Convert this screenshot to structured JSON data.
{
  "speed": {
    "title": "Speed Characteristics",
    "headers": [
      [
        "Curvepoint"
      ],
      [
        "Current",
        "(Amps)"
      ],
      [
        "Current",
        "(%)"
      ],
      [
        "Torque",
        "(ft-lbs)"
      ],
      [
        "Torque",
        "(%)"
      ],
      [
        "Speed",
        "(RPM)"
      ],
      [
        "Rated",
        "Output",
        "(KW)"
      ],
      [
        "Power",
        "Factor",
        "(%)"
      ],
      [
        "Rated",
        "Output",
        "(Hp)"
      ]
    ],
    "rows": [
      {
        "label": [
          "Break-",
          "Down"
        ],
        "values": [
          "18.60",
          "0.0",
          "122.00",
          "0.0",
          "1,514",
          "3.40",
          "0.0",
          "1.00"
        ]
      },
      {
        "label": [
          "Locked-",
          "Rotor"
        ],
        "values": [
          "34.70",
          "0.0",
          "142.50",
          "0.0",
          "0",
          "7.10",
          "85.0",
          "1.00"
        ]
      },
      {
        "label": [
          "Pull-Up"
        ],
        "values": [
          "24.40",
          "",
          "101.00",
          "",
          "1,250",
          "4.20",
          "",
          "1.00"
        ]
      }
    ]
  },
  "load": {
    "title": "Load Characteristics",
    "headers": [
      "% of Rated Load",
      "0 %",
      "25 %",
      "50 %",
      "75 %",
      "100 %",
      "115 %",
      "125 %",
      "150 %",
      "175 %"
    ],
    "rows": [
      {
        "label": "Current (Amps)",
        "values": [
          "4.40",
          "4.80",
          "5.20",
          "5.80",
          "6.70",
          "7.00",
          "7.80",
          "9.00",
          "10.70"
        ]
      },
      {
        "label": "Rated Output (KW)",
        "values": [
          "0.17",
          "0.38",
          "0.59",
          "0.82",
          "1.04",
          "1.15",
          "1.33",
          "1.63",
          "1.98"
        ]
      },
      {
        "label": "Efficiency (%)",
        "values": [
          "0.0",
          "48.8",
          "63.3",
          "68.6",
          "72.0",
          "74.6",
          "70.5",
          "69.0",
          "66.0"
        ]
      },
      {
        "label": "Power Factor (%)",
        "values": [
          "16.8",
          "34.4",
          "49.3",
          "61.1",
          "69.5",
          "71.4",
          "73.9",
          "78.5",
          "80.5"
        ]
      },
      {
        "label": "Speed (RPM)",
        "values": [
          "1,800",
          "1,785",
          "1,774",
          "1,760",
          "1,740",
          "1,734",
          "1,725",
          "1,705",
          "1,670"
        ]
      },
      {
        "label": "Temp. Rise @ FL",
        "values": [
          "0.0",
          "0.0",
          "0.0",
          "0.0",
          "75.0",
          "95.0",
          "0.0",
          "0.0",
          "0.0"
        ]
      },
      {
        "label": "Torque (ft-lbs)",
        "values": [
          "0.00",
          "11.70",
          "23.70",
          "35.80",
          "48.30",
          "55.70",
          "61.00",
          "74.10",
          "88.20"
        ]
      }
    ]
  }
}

-*-*-

From the data above, extract every line in its exact form.

= Answer to the exercise =
Convert this screenshot to structured JSON data.
{
  "speed": {
    "title": "Speed Characteristics",
    "headers": [
      [
        "Curvepoint"
      ],
      [
        "Current",
        "(Amps)"
      ],
      [
        "Current",
        "(%)"
      ],
      [
        "Torque",
        "(ft-lbs)"
      ],
      [
        "Torque",
        "(%)"
      ],
      [
        "Speed",
        "(RPM)"
      ],
      [
        "Rated",
        "Output",
        "(KW)"
      ],
      [
        "Power",
        "Factor",
        "(%)"
      ],
      [
        "Rated",
        "Output",
        "(Hp)"
      ]
    ],
    "rows": [
      {
        "label": [
          "Break-",
          "Down"
        ],
        "values": [
          "18.60",
          "0.0",
          "122.00",
          "0.0",
          "1,514",
          "3.40",
          "0.0",
          "1.00"
        ]
      },
      {
        "label": [
          "Locked-",
          "Rotor"
        ],
        "values": [
          "34.70",
          "0.0",
          "142.50",
          "0.0",
          "0",
          "7.10",
          "85.0",
          "1.00"
        ]
      },
      {
        "label": [
          "Pull-Up"
        ],
        "values": [
          "24.40",
          "",
          "101.00",
          "",
          "1,250",
          "4.20",
          "",
          "1.00"
        ]
      }
    ]
  },
  "load": {
    "title": "Load Characteristics",
    "headers": [
      "% of Rated Load",
      "0 %",
      "25 %",
      "50 %",
      "75 %",
      "100 %",
      "115 %",
      "125 %",
      "150 %",
      "175 %"
    ],
    "rows": [
      {
        "label": "Current (Amps)",
        "values": [
          "4.40",
          "4.80",
          "5.20",
          "5.80",
          "6.70",
          "7.00",
          "7.80",
          "9.00",
          "10.70"
        ]
      },
      {
        "label": "Rated Output (KW)",
        "values": [
          "0.17",
          "0.38",
          "0.59",
          "0.82",
          "1.04",
          "1.15",
          "1.33",
          "1.63",
          "1.98"
        ]
      },
      {
        "label": "Efficiency (%)",
        "values": [
          "0.0",
          "48.8",
          "63.3",
          "68.6",
          "72.0",
          "74.6",
          "70.5",
          "69.0",
          "66.0"
        ]
      },
      {
        "label": "Power Factor (%)",
        "values": [
          "16.8",
          "34.4",
          "49.3",
          "61.1",
          "69.5",
          "71.4",
          "73.9",
          "78.5",
          "80.5"
        ]
      },
      {
        "label": "Speed (RPM)",
        "values": [
          "1,800",
          "1,785",
          "1,774",
          "1,760",
          "1,740",
          "1,734",
          "1,725",
          "1,705",
          "1,670"
        ]
      },
      {
        "label": "Temp. Rise @ FL",
        "values": [
          "0.0",
          "0.0",
          "0.0",
          "0.0",
          "75.0",
          "95.0",
          "0.0",
          "0.0",
          "0.0"
        ]
      },
      {
        "label": "Torque (ft-lbs)",
        "values": [
          "0.00",
          "11.70",
          "23.70",
          "35.80",
          "48.30",
          "55.70",
          "61.00",
          "74.10",
          "88.20"
        ]
      }
    ]
  }
}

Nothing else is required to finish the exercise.